→ Your task: Extract each line of the material that follows exactly and omit its pictures.

→ Data section:
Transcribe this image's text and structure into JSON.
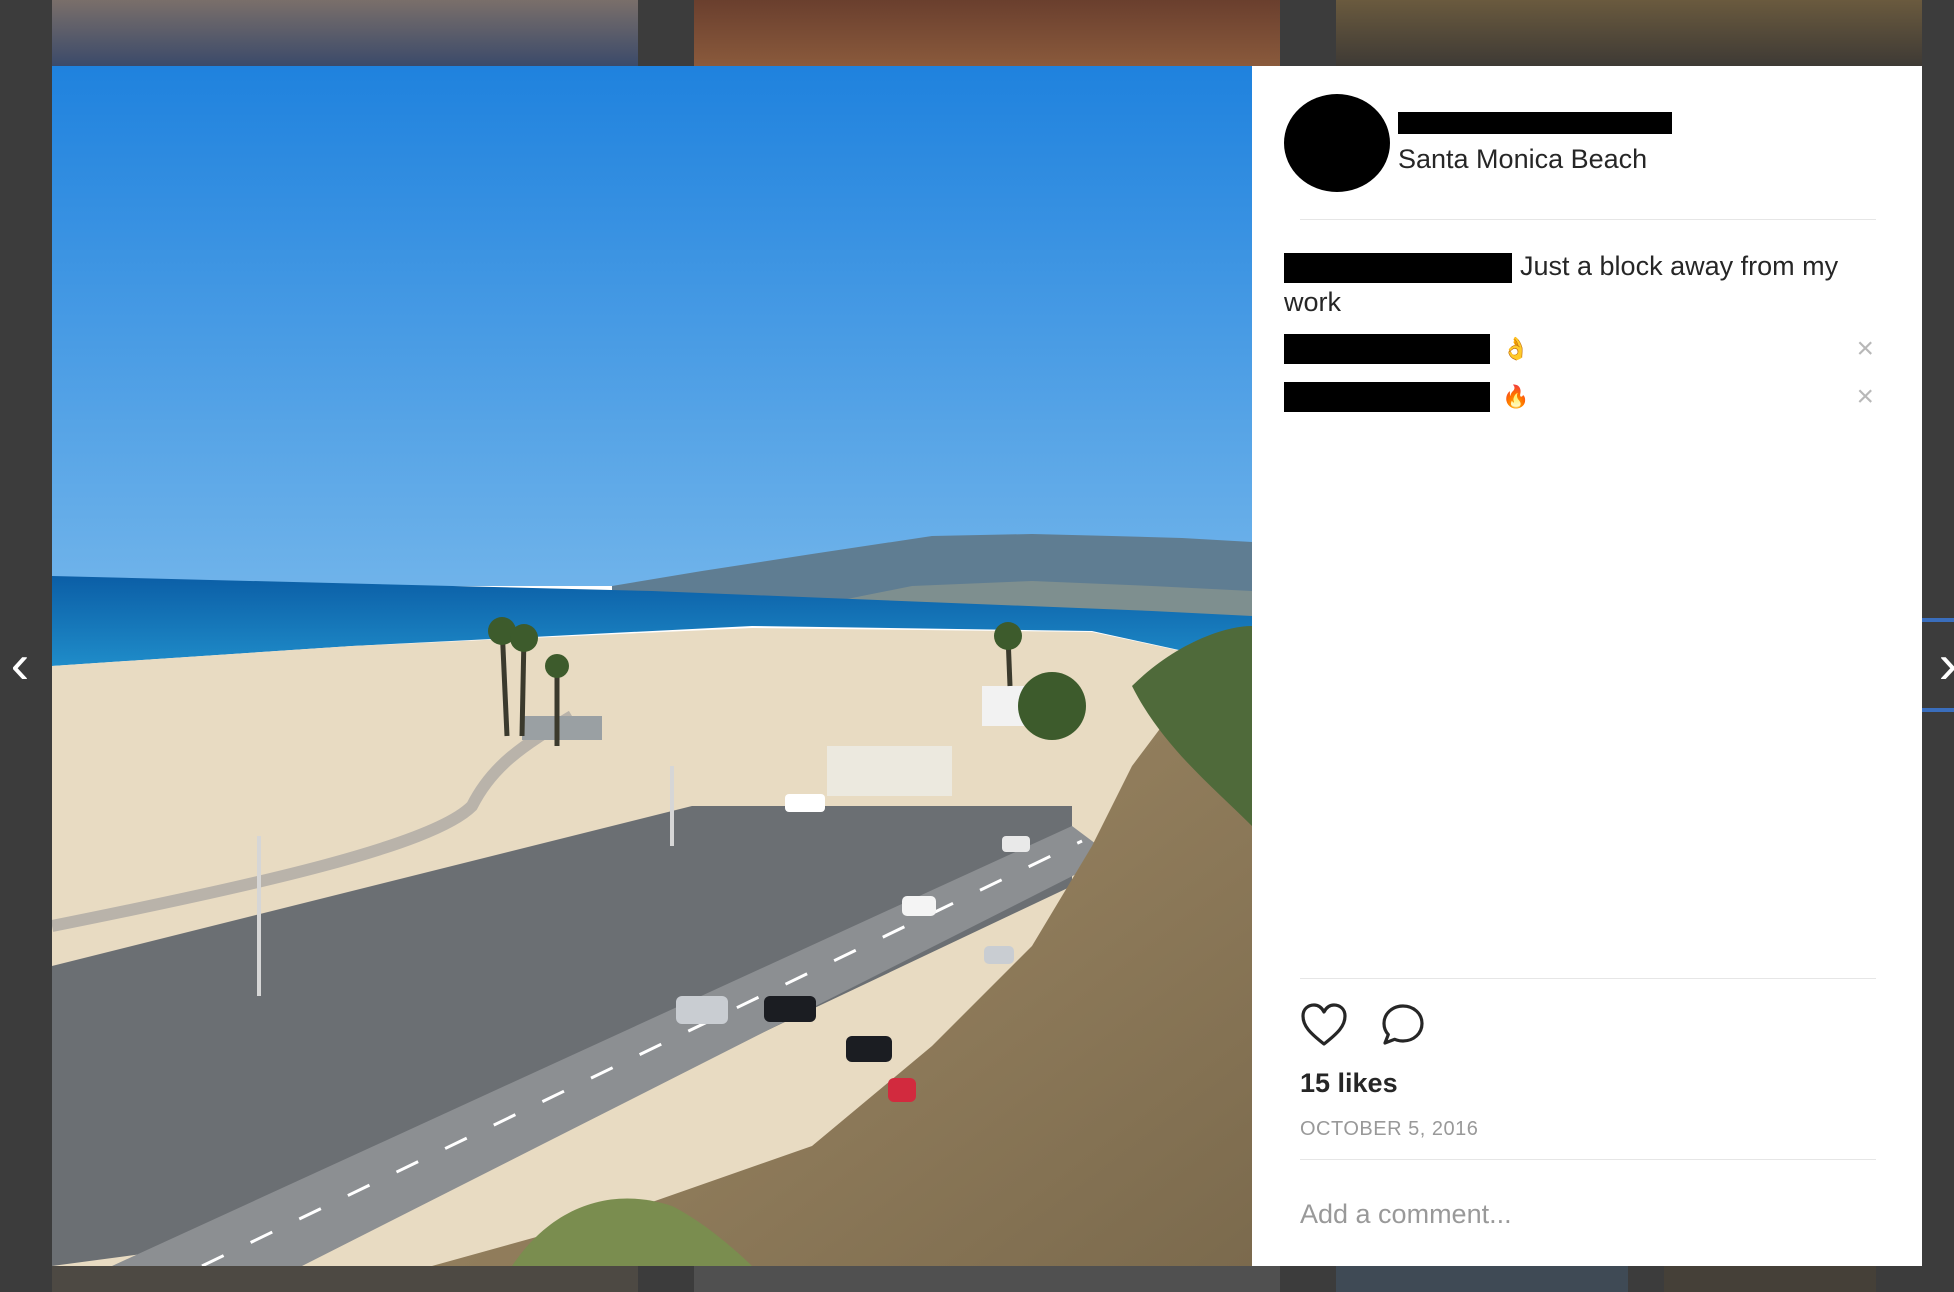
{
  "post": {
    "location": "Santa Monica Beach",
    "caption": "Just a block away from my work",
    "comments": [
      {
        "emoji": "👌",
        "icon": "close-icon"
      },
      {
        "emoji": "🔥",
        "icon": "close-icon"
      }
    ],
    "likes": "15 likes",
    "date": "OCTOBER 5, 2016",
    "comment_placeholder": "Add a comment..."
  },
  "nav": {
    "prev": "‹",
    "next": "›"
  },
  "icons": {
    "like": "heart-icon",
    "comment": "speech-bubble-icon",
    "remove": "×"
  },
  "colors": {
    "text": "#262626",
    "muted": "#999999",
    "divider": "#e6e6e6",
    "sky": "#2e8fe0",
    "sea": "#0e6fb5",
    "sand": "#e9dcc4"
  }
}
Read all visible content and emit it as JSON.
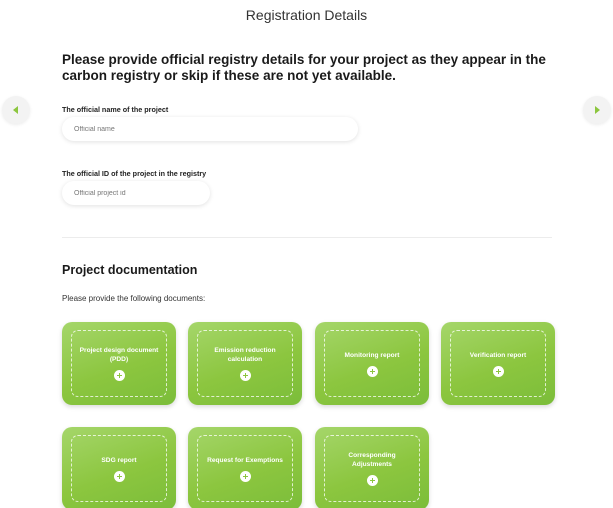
{
  "header": {
    "title": "Registration Details"
  },
  "navigation": {
    "prev_icon": "chevron-left-icon",
    "next_icon": "chevron-right-icon"
  },
  "registry": {
    "heading": "Please provide official registry details for your project as they appear in the carbon registry or skip if these are not yet available.",
    "name_label": "The official name of the project",
    "name_placeholder": "Official name",
    "name_value": "",
    "id_label": "The official ID of the project in the registry",
    "id_placeholder": "Official project id",
    "id_value": ""
  },
  "documentation": {
    "title": "Project documentation",
    "subtitle": "Please provide the following documents:",
    "cards": [
      {
        "label": "Project design document (PDD)"
      },
      {
        "label": "Emission reduction calculation"
      },
      {
        "label": "Monitoring report"
      },
      {
        "label": "Verification report"
      },
      {
        "label": "SDG report"
      },
      {
        "label": "Request for Exemptions"
      },
      {
        "label": "Corresponding Adjustments"
      }
    ]
  },
  "colors": {
    "accent": "#8cc63f",
    "accent_light": "#a5d66a",
    "text": "#1a1a1a"
  }
}
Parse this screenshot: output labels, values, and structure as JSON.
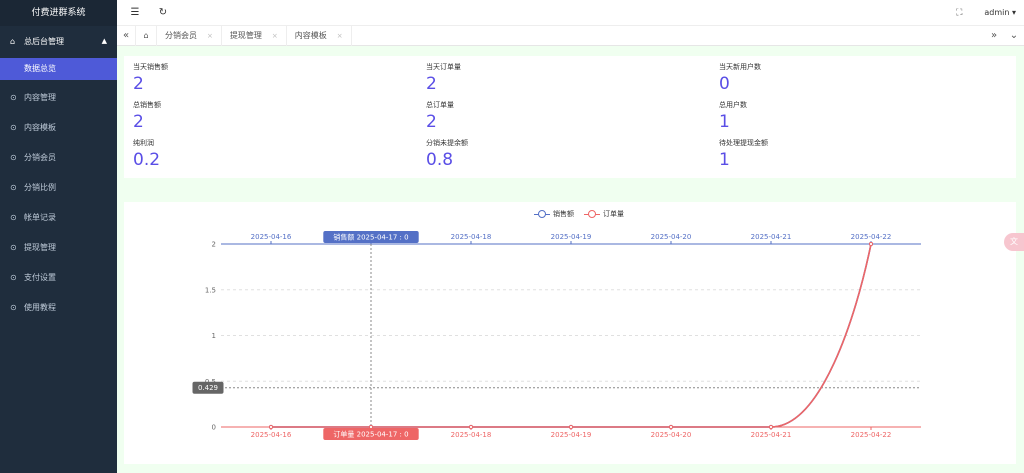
{
  "app": {
    "title": "付费进群系统"
  },
  "sidebar": {
    "group": {
      "label": "总后台管理",
      "icon": "home-icon",
      "caret": "▲"
    },
    "active_sub": "数据总览",
    "items": [
      {
        "label": "内容管理"
      },
      {
        "label": "内容模板"
      },
      {
        "label": "分销会员"
      },
      {
        "label": "分销比例"
      },
      {
        "label": "帐单记录"
      },
      {
        "label": "提现管理"
      },
      {
        "label": "支付设置"
      },
      {
        "label": "使用教程"
      }
    ]
  },
  "header": {
    "menu_icon": "☰",
    "refresh_icon": "↻",
    "fullscreen_icon": "⛶",
    "user": "admin ▾"
  },
  "tabs": {
    "left_icon": "«",
    "home_icon": "⌂",
    "items": [
      {
        "label": "分销会员",
        "close": "×"
      },
      {
        "label": "提现管理",
        "close": "×"
      },
      {
        "label": "内容模板",
        "close": "×"
      }
    ],
    "right_icon": "»",
    "dropdown_icon": "⌄"
  },
  "stats": [
    {
      "label": "当天销售额",
      "value": "2"
    },
    {
      "label": "当天订单量",
      "value": "2"
    },
    {
      "label": "当天新用户数",
      "value": "0"
    },
    {
      "label": "总销售额",
      "value": "2"
    },
    {
      "label": "总订单量",
      "value": "2"
    },
    {
      "label": "总用户数",
      "value": "1"
    },
    {
      "label": "纯利润",
      "value": "0.2"
    },
    {
      "label": "分销未提余额",
      "value": "0.8"
    },
    {
      "label": "待处理提现金额",
      "value": "1"
    }
  ],
  "chart_data": {
    "type": "line",
    "legend": [
      "销售额",
      "订单量"
    ],
    "legend_position": "top-center",
    "x": [
      "2025-04-16",
      "2025-04-17",
      "2025-04-18",
      "2025-04-19",
      "2025-04-20",
      "2025-04-21",
      "2025-04-22"
    ],
    "series": [
      {
        "name": "销售额",
        "values": [
          0,
          0,
          0,
          0,
          0,
          0,
          2
        ],
        "color": "#5470c6",
        "axis": "top"
      },
      {
        "name": "订单量",
        "values": [
          0,
          0,
          0,
          0,
          0,
          0,
          2
        ],
        "color": "#ee6666",
        "axis": "bottom"
      }
    ],
    "ylim": [
      0,
      2
    ],
    "yticks": [
      "0",
      "0.5",
      "1",
      "1.5",
      "2"
    ],
    "grid": true,
    "tooltip": {
      "top_label": "销售额  2025-04-17 : 0",
      "bottom_label": "订单量  2025-04-17 : 0",
      "y_readout": "0.429"
    }
  },
  "float_button": {
    "icon": "translate-icon",
    "glyph": "文"
  }
}
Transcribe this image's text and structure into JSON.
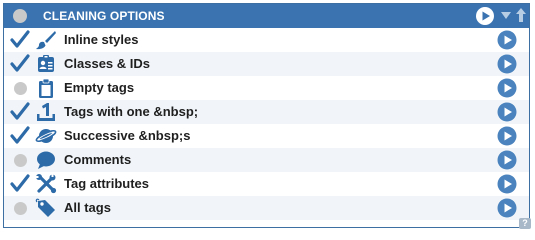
{
  "panel": {
    "title": "CLEANING OPTIONS",
    "help_label": "?"
  },
  "colors": {
    "header_bg": "#3a73b0",
    "accent": "#3471ad",
    "play_blue": "#4a83bd",
    "row_alt": "#f1f5f9",
    "inactive_dot": "#c9c9c9"
  },
  "options": [
    {
      "label": "Inline styles",
      "enabled": true,
      "icon": "paintbrush-icon"
    },
    {
      "label": "Classes & IDs",
      "enabled": true,
      "icon": "id-card-icon"
    },
    {
      "label": "Empty tags",
      "enabled": false,
      "icon": "clipboard-icon"
    },
    {
      "label": "Tags with one &nbsp;",
      "enabled": true,
      "icon": "number-one-icon"
    },
    {
      "label": "Successive &nbsp;s",
      "enabled": true,
      "icon": "planet-icon"
    },
    {
      "label": "Comments",
      "enabled": false,
      "icon": "speech-bubble-icon"
    },
    {
      "label": "Tag attributes",
      "enabled": true,
      "icon": "tools-icon"
    },
    {
      "label": "All tags",
      "enabled": false,
      "icon": "tag-icon"
    }
  ]
}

→ Correct answer:
Transcribe this image's text and structure into JSON.
{
  "post": {
    "location": "Santa Monica Beach",
    "caption": "Just a block away from my work",
    "comments": [
      {
        "emoji": "👌",
        "icon": "close-icon"
      },
      {
        "emoji": "🔥",
        "icon": "close-icon"
      }
    ],
    "likes": "15 likes",
    "date": "OCTOBER 5, 2016",
    "comment_placeholder": "Add a comment..."
  },
  "nav": {
    "prev": "‹",
    "next": "›"
  },
  "icons": {
    "like": "heart-icon",
    "comment": "speech-bubble-icon",
    "remove": "×"
  },
  "colors": {
    "text": "#262626",
    "muted": "#999999",
    "divider": "#e6e6e6",
    "sky": "#2e8fe0",
    "sea": "#0e6fb5",
    "sand": "#e9dcc4"
  }
}
Read all visible content and emit it as JSON.
{
  "header": {
    "title": "Registration Details"
  },
  "navigation": {
    "prev_icon": "chevron-left-icon",
    "next_icon": "chevron-right-icon"
  },
  "registry": {
    "heading": "Please provide official registry details for your project as they appear in the carbon registry or skip if these are not yet available.",
    "name_label": "The official name of the project",
    "name_placeholder": "Official name",
    "name_value": "",
    "id_label": "The official ID of the project in the registry",
    "id_placeholder": "Official project id",
    "id_value": ""
  },
  "documentation": {
    "title": "Project documentation",
    "subtitle": "Please provide the following documents:",
    "cards": [
      {
        "label": "Project design document (PDD)"
      },
      {
        "label": "Emission reduction calculation"
      },
      {
        "label": "Monitoring report"
      },
      {
        "label": "Verification report"
      },
      {
        "label": "SDG report"
      },
      {
        "label": "Request for Exemptions"
      },
      {
        "label": "Corresponding Adjustments"
      }
    ]
  },
  "colors": {
    "accent": "#8cc63f",
    "accent_light": "#a5d66a",
    "text": "#1a1a1a"
  }
}
Parse this screenshot: output labels, values, and structure as JSON.
{
  "app": {
    "title": "付费进群系统"
  },
  "sidebar": {
    "group": {
      "label": "总后台管理",
      "icon": "home-icon",
      "caret": "▲"
    },
    "active_sub": "数据总览",
    "items": [
      {
        "label": "内容管理"
      },
      {
        "label": "内容模板"
      },
      {
        "label": "分销会员"
      },
      {
        "label": "分销比例"
      },
      {
        "label": "帐单记录"
      },
      {
        "label": "提现管理"
      },
      {
        "label": "支付设置"
      },
      {
        "label": "使用教程"
      }
    ]
  },
  "header": {
    "menu_icon": "☰",
    "refresh_icon": "↻",
    "fullscreen_icon": "⛶",
    "user": "admin ▾"
  },
  "tabs": {
    "left_icon": "«",
    "home_icon": "⌂",
    "items": [
      {
        "label": "分销会员",
        "close": "×"
      },
      {
        "label": "提现管理",
        "close": "×"
      },
      {
        "label": "内容模板",
        "close": "×"
      }
    ],
    "right_icon": "»",
    "dropdown_icon": "⌄"
  },
  "stats": [
    {
      "label": "当天销售额",
      "value": "2"
    },
    {
      "label": "当天订单量",
      "value": "2"
    },
    {
      "label": "当天新用户数",
      "value": "0"
    },
    {
      "label": "总销售额",
      "value": "2"
    },
    {
      "label": "总订单量",
      "value": "2"
    },
    {
      "label": "总用户数",
      "value": "1"
    },
    {
      "label": "纯利润",
      "value": "0.2"
    },
    {
      "label": "分销未提余额",
      "value": "0.8"
    },
    {
      "label": "待处理提现金额",
      "value": "1"
    }
  ],
  "chart_data": {
    "type": "line",
    "legend": [
      "销售额",
      "订单量"
    ],
    "legend_position": "top-center",
    "x": [
      "2025-04-16",
      "2025-04-17",
      "2025-04-18",
      "2025-04-19",
      "2025-04-20",
      "2025-04-21",
      "2025-04-22"
    ],
    "series": [
      {
        "name": "销售额",
        "values": [
          0,
          0,
          0,
          0,
          0,
          0,
          2
        ],
        "color": "#5470c6",
        "axis": "top"
      },
      {
        "name": "订单量",
        "values": [
          0,
          0,
          0,
          0,
          0,
          0,
          2
        ],
        "color": "#ee6666",
        "axis": "bottom"
      }
    ],
    "ylim": [
      0,
      2
    ],
    "yticks": [
      "0",
      "0.5",
      "1",
      "1.5",
      "2"
    ],
    "grid": true,
    "tooltip": {
      "top_label": "销售额  2025-04-17 : 0",
      "bottom_label": "订单量  2025-04-17 : 0",
      "y_readout": "0.429"
    }
  },
  "float_button": {
    "icon": "translate-icon",
    "glyph": "文"
  }
}
Transcribe this image's text and structure into JSON.
{
  "panel": {
    "title": "CLEANING OPTIONS",
    "help_label": "?"
  },
  "colors": {
    "header_bg": "#3a73b0",
    "accent": "#3471ad",
    "play_blue": "#4a83bd",
    "row_alt": "#f1f5f9",
    "inactive_dot": "#c9c9c9"
  },
  "options": [
    {
      "label": "Inline styles",
      "enabled": true,
      "icon": "paintbrush-icon"
    },
    {
      "label": "Classes & IDs",
      "enabled": true,
      "icon": "id-card-icon"
    },
    {
      "label": "Empty tags",
      "enabled": false,
      "icon": "clipboard-icon"
    },
    {
      "label": "Tags with one &nbsp;",
      "enabled": true,
      "icon": "number-one-icon"
    },
    {
      "label": "Successive &nbsp;s",
      "enabled": true,
      "icon": "planet-icon"
    },
    {
      "label": "Comments",
      "enabled": false,
      "icon": "speech-bubble-icon"
    },
    {
      "label": "Tag attributes",
      "enabled": true,
      "icon": "tools-icon"
    },
    {
      "label": "All tags",
      "enabled": false,
      "icon": "tag-icon"
    }
  ]
}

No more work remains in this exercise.